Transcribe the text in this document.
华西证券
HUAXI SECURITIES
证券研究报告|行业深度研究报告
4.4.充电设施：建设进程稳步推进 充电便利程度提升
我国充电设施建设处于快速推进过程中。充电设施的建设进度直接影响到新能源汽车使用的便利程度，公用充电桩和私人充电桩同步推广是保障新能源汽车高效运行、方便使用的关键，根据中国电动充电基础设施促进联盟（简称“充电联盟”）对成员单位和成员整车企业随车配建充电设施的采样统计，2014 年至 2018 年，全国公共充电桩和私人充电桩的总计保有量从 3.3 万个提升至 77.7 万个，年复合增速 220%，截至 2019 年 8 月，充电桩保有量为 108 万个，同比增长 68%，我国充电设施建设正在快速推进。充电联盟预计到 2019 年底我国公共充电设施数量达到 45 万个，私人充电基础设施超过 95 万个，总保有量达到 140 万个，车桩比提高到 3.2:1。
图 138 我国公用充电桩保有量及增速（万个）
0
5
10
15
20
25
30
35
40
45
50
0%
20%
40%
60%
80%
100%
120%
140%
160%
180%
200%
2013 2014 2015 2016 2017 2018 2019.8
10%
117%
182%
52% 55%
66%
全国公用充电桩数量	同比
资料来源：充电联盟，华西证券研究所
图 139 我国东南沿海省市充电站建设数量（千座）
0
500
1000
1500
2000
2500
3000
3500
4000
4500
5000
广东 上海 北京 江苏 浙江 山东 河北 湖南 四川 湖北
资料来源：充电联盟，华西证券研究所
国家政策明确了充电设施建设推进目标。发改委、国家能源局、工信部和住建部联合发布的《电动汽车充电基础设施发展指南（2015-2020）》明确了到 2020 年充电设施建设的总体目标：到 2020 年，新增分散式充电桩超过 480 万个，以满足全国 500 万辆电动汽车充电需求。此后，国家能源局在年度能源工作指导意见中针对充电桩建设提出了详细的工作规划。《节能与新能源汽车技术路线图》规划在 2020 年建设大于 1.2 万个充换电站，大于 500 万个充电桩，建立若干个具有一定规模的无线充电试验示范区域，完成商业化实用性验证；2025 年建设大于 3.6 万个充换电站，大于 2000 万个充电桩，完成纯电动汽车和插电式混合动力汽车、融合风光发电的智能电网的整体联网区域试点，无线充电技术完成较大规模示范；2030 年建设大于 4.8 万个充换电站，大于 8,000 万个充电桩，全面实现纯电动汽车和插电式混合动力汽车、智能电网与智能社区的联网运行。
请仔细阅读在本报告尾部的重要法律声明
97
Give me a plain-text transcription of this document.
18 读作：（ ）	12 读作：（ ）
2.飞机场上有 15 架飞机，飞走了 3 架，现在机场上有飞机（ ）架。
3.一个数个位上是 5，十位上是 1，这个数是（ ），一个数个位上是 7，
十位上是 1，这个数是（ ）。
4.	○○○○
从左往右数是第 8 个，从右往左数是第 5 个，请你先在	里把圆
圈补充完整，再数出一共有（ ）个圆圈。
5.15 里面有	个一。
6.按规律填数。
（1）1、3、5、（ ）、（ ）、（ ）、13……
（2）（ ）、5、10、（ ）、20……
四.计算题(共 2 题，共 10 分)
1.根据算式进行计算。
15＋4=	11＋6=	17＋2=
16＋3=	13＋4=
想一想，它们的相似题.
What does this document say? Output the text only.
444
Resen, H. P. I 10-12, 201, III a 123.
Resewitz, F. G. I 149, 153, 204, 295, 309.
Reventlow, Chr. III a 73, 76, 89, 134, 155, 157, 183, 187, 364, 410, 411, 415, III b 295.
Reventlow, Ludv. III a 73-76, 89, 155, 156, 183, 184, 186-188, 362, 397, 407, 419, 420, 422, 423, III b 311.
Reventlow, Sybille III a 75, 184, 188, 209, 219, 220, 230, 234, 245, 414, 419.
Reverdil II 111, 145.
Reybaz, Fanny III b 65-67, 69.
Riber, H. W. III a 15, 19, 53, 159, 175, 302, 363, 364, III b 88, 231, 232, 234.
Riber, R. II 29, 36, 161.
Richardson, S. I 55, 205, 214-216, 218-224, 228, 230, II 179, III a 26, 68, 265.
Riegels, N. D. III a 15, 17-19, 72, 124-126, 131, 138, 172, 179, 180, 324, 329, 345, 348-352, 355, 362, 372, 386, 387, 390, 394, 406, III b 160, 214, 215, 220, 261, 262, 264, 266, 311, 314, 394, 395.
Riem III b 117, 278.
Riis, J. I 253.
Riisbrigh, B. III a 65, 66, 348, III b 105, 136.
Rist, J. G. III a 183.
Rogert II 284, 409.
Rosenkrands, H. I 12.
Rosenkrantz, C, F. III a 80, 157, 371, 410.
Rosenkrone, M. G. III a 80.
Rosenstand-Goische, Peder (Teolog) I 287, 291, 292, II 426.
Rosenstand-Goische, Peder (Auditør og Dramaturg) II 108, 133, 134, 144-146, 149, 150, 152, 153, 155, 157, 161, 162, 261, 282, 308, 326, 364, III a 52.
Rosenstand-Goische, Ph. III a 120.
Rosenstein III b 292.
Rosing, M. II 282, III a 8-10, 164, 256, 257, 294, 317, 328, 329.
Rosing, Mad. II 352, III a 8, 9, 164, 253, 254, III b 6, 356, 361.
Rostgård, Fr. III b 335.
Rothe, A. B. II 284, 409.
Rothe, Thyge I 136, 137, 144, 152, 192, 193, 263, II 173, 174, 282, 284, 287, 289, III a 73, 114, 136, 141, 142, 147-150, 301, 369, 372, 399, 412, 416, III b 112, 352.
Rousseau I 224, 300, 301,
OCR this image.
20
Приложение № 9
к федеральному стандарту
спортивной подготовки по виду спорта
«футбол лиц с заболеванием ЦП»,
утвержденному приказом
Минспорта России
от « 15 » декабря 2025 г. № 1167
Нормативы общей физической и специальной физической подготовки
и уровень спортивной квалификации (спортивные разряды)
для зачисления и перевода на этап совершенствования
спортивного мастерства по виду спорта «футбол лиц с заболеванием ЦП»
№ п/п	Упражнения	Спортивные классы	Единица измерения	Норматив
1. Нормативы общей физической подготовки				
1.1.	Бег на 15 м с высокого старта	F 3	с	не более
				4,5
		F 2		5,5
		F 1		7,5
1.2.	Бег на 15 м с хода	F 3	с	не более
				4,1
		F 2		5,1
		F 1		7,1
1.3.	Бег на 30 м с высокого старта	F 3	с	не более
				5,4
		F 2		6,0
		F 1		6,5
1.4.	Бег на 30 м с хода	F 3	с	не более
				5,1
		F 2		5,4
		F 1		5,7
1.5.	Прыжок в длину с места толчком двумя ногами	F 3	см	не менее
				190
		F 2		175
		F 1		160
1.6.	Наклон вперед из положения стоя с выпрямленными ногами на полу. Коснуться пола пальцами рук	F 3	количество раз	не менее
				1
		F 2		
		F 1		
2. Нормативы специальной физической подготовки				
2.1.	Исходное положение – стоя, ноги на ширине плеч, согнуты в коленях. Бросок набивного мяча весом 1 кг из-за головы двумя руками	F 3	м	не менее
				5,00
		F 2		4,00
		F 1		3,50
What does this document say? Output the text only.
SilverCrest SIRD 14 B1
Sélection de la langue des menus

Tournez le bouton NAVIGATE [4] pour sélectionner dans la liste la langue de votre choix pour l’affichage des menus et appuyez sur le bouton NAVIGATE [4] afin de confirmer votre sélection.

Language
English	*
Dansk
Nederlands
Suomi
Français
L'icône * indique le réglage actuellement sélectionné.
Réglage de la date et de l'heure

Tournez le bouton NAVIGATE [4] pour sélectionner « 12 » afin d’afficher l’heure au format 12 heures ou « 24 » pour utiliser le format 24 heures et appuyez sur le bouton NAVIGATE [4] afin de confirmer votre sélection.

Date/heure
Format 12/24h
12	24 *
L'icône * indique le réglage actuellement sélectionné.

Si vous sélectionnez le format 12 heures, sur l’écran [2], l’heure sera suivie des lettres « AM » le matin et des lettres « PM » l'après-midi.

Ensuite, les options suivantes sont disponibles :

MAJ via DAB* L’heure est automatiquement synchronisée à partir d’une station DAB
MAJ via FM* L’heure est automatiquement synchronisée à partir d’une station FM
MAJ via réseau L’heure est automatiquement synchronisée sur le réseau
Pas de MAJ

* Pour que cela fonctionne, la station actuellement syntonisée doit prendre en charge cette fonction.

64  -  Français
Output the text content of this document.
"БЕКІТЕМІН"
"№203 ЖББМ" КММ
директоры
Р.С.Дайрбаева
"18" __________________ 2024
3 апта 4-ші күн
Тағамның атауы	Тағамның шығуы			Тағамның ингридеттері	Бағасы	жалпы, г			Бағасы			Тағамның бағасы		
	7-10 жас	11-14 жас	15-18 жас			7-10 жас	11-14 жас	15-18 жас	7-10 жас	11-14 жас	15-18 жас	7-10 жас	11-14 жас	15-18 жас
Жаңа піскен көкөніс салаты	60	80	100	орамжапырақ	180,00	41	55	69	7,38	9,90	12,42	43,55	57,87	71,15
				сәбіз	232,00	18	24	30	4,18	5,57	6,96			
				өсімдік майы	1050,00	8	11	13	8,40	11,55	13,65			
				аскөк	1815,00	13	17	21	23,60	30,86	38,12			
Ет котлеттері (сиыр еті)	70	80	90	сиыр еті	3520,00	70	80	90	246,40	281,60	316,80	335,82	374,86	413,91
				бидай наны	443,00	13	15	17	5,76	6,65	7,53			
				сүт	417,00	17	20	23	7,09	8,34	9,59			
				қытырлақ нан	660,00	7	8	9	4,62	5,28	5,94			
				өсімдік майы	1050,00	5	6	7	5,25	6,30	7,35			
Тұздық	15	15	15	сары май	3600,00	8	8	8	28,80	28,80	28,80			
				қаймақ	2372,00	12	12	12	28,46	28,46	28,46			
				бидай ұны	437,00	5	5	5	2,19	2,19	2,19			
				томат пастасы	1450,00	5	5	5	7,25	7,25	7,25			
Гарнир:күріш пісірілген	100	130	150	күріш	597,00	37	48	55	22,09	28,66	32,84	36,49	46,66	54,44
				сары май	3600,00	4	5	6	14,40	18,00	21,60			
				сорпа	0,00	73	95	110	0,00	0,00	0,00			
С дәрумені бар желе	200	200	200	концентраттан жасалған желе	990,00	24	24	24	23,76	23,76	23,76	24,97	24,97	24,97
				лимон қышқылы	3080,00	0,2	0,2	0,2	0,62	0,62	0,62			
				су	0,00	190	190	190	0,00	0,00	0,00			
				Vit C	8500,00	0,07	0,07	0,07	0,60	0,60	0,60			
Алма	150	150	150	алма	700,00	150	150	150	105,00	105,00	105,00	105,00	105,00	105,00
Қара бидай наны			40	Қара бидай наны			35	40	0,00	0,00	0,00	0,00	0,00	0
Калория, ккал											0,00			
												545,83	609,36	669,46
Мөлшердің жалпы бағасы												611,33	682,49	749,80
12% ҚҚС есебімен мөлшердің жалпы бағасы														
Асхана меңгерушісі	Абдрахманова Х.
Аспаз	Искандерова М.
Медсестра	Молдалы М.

----

For each line of the listing that holds the word "station", show that line.

--- ANSWER ---
MAJ via DAB* L’heure est automatiquement synchronisée à partir d’une station DAB
MAJ via FM* L’heure est automatiquement synchronisée à partir d’une station FM
* Pour que cela fonctionne, la station actuellement syntonisée doit prendre en charge cette fonction.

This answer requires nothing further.